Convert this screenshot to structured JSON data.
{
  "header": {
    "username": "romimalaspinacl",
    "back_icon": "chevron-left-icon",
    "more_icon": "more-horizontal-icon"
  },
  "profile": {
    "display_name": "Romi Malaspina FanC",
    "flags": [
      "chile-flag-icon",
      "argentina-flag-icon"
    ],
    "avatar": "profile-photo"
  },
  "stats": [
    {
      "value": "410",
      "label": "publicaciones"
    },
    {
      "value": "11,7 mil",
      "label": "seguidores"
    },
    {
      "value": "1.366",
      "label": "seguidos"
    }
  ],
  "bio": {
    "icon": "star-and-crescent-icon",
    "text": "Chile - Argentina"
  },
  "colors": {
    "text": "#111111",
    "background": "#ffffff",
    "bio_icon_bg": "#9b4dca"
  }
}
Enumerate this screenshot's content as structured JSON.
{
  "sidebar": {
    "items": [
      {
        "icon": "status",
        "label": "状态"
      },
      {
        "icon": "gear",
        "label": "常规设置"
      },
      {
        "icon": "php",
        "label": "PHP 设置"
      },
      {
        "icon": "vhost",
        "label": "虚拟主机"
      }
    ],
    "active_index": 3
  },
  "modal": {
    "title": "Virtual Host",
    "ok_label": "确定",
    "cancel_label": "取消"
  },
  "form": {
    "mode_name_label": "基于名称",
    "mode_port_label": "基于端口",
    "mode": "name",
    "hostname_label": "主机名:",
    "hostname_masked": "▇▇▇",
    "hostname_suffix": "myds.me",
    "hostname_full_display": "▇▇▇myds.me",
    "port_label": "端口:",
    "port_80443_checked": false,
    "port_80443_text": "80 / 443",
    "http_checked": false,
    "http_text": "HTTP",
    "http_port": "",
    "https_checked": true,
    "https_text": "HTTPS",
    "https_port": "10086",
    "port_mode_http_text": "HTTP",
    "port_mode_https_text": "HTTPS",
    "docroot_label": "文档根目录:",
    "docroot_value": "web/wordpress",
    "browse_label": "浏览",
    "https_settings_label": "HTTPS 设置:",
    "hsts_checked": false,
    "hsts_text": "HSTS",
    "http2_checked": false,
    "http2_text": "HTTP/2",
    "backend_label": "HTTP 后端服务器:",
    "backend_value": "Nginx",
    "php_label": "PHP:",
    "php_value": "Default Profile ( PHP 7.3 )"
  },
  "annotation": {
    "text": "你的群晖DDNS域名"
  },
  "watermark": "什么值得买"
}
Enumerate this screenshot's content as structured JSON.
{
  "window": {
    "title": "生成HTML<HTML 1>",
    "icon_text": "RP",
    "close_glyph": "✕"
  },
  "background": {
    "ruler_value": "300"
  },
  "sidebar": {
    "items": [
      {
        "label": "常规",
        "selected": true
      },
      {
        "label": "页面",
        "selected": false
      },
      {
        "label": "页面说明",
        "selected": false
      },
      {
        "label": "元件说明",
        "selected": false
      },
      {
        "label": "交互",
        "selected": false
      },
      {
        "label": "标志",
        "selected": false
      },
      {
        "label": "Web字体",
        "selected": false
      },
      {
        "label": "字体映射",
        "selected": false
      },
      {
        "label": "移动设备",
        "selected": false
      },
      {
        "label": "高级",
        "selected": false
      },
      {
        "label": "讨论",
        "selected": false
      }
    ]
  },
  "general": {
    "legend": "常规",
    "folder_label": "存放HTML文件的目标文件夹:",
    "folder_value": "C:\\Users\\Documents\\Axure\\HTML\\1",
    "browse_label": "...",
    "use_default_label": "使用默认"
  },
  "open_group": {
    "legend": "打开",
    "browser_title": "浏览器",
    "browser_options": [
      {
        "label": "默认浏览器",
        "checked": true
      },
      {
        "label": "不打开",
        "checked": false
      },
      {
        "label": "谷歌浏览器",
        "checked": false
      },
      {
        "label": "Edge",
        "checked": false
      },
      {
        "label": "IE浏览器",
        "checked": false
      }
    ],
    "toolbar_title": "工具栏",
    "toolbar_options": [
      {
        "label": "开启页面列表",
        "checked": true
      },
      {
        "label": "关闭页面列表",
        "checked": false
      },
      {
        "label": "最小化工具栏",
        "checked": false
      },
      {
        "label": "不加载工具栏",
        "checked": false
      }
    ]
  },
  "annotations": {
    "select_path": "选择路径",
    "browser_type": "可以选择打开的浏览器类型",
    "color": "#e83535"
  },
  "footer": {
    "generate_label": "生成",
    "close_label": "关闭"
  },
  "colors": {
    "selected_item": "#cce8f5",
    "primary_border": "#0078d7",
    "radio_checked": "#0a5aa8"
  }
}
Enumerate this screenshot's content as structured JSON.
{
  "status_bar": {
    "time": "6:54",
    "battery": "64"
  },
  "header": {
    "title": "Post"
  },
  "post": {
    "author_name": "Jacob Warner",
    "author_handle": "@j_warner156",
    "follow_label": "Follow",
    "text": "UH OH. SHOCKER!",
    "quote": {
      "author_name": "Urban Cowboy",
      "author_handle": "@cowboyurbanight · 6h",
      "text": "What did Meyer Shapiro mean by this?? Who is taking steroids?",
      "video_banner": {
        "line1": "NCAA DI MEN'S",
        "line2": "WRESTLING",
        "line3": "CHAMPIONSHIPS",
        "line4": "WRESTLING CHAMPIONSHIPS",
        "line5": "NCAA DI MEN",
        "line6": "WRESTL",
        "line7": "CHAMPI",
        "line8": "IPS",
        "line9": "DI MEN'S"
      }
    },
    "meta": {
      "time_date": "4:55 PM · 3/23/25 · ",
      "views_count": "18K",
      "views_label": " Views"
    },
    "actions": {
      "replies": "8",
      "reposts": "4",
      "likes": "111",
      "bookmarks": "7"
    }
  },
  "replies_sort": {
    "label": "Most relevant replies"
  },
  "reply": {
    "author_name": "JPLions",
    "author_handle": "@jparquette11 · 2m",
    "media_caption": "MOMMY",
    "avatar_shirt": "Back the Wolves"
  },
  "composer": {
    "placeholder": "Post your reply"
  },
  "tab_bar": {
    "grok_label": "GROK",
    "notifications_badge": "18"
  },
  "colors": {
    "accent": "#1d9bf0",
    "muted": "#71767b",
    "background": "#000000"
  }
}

********************

* Problem to work on:
Extract the listing in its entirety and repeat it exactly.

* Solution to this exercise:
Convert this screenshot to structured JSON data.
{
  "header": {
    "username": "romimalaspinacl",
    "back_icon": "chevron-left-icon",
    "more_icon": "more-horizontal-icon"
  },
  "profile": {
    "display_name": "Romi Malaspina FanC",
    "flags": [
      "chile-flag-icon",
      "argentina-flag-icon"
    ],
    "avatar": "profile-photo"
  },
  "stats": [
    {
      "value": "410",
      "label": "publicaciones"
    },
    {
      "value": "11,7 mil",
      "label": "seguidores"
    },
    {
      "value": "1.366",
      "label": "seguidos"
    }
  ],
  "bio": {
    "icon": "star-and-crescent-icon",
    "text": "Chile - Argentina"
  },
  "colors": {
    "text": "#111111",
    "background": "#ffffff",
    "bio_icon_bg": "#9b4dca"
  }
}
Enumerate this screenshot's content as structured JSON.
{
  "sidebar": {
    "items": [
      {
        "icon": "status",
        "label": "状态"
      },
      {
        "icon": "gear",
        "label": "常规设置"
      },
      {
        "icon": "php",
        "label": "PHP 设置"
      },
      {
        "icon": "vhost",
        "label": "虚拟主机"
      }
    ],
    "active_index": 3
  },
  "modal": {
    "title": "Virtual Host",
    "ok_label": "确定",
    "cancel_label": "取消"
  },
  "form": {
    "mode_name_label": "基于名称",
    "mode_port_label": "基于端口",
    "mode": "name",
    "hostname_label": "主机名:",
    "hostname_masked": "▇▇▇",
    "hostname_suffix": "myds.me",
    "hostname_full_display": "▇▇▇myds.me",
    "port_label": "端口:",
    "port_80443_checked": false,
    "port_80443_text": "80 / 443",
    "http_checked": false,
    "http_text": "HTTP",
    "http_port": "",
    "https_checked": true,
    "https_text": "HTTPS",
    "https_port": "10086",
    "port_mode_http_text": "HTTP",
    "port_mode_https_text": "HTTPS",
    "docroot_label": "文档根目录:",
    "docroot_value": "web/wordpress",
    "browse_label": "浏览",
    "https_settings_label": "HTTPS 设置:",
    "hsts_checked": false,
    "hsts_text": "HSTS",
    "http2_checked": false,
    "http2_text": "HTTP/2",
    "backend_label": "HTTP 后端服务器:",
    "backend_value": "Nginx",
    "php_label": "PHP:",
    "php_value": "Default Profile ( PHP 7.3 )"
  },
  "annotation": {
    "text": "你的群晖DDNS域名"
  },
  "watermark": "什么值得买"
}
Enumerate this screenshot's content as structured JSON.
{
  "window": {
    "title": "生成HTML<HTML 1>",
    "icon_text": "RP",
    "close_glyph": "✕"
  },
  "background": {
    "ruler_value": "300"
  },
  "sidebar": {
    "items": [
      {
        "label": "常规",
        "selected": true
      },
      {
        "label": "页面",
        "selected": false
      },
      {
        "label": "页面说明",
        "selected": false
      },
      {
        "label": "元件说明",
        "selected": false
      },
      {
        "label": "交互",
        "selected": false
      },
      {
        "label": "标志",
        "selected": false
      },
      {
        "label": "Web字体",
        "selected": false
      },
      {
        "label": "字体映射",
        "selected": false
      },
      {
        "label": "移动设备",
        "selected": false
      },
      {
        "label": "高级",
        "selected": false
      },
      {
        "label": "讨论",
        "selected": false
      }
    ]
  },
  "general": {
    "legend": "常规",
    "folder_label": "存放HTML文件的目标文件夹:",
    "folder_value": "C:\\Users\\Documents\\Axure\\HTML\\1",
    "browse_label": "...",
    "use_default_label": "使用默认"
  },
  "open_group": {
    "legend": "打开",
    "browser_title": "浏览器",
    "browser_options": [
      {
        "label": "默认浏览器",
        "checked": true
      },
      {
        "label": "不打开",
        "checked": false
      },
      {
        "label": "谷歌浏览器",
        "checked": false
      },
      {
        "label": "Edge",
        "checked": false
      },
      {
        "label": "IE浏览器",
        "checked": false
      }
    ],
    "toolbar_title": "工具栏",
    "toolbar_options": [
      {
        "label": "开启页面列表",
        "checked": true
      },
      {
        "label": "关闭页面列表",
        "checked": false
      },
      {
        "label": "最小化工具栏",
        "checked": false
      },
      {
        "label": "不加载工具栏",
        "checked": false
      }
    ]
  },
  "annotations": {
    "select_path": "选择路径",
    "browser_type": "可以选择打开的浏览器类型",
    "color": "#e83535"
  },
  "footer": {
    "generate_label": "生成",
    "close_label": "关闭"
  },
  "colors": {
    "selected_item": "#cce8f5",
    "primary_border": "#0078d7",
    "radio_checked": "#0a5aa8"
  }
}
Enumerate this screenshot's content as structured JSON.
{
  "status_bar": {
    "time": "6:54",
    "battery": "64"
  },
  "header": {
    "title": "Post"
  },
  "post": {
    "author_name": "Jacob Warner",
    "author_handle": "@j_warner156",
    "follow_label": "Follow",
    "text": "UH OH. SHOCKER!",
    "quote": {
      "author_name": "Urban Cowboy",
      "author_handle": "@cowboyurbanight · 6h",
      "text": "What did Meyer Shapiro mean by this?? Who is taking steroids?",
      "video_banner": {
        "line1": "NCAA DI MEN'S",
        "line2": "WRESTLING",
        "line3": "CHAMPIONSHIPS",
        "line4": "WRESTLING CHAMPIONSHIPS",
        "line5": "NCAA DI MEN",
        "line6": "WRESTL",
        "line7": "CHAMPI",
        "line8": "IPS",
        "line9": "DI MEN'S"
      }
    },
    "meta": {
      "time_date": "4:55 PM · 3/23/25 · ",
      "views_count": "18K",
      "views_label": " Views"
    },
    "actions": {
      "replies": "8",
      "reposts": "4",
      "likes": "111",
      "bookmarks": "7"
    }
  },
  "replies_sort": {
    "label": "Most relevant replies"
  },
  "reply": {
    "author_name": "JPLions",
    "author_handle": "@jparquette11 · 2m",
    "media_caption": "MOMMY",
    "avatar_shirt": "Back the Wolves"
  },
  "composer": {
    "placeholder": "Post your reply"
  },
  "tab_bar": {
    "grok_label": "GROK",
    "notifications_badge": "18"
  },
  "colors": {
    "accent": "#1d9bf0",
    "muted": "#71767b",
    "background": "#000000"
  }
}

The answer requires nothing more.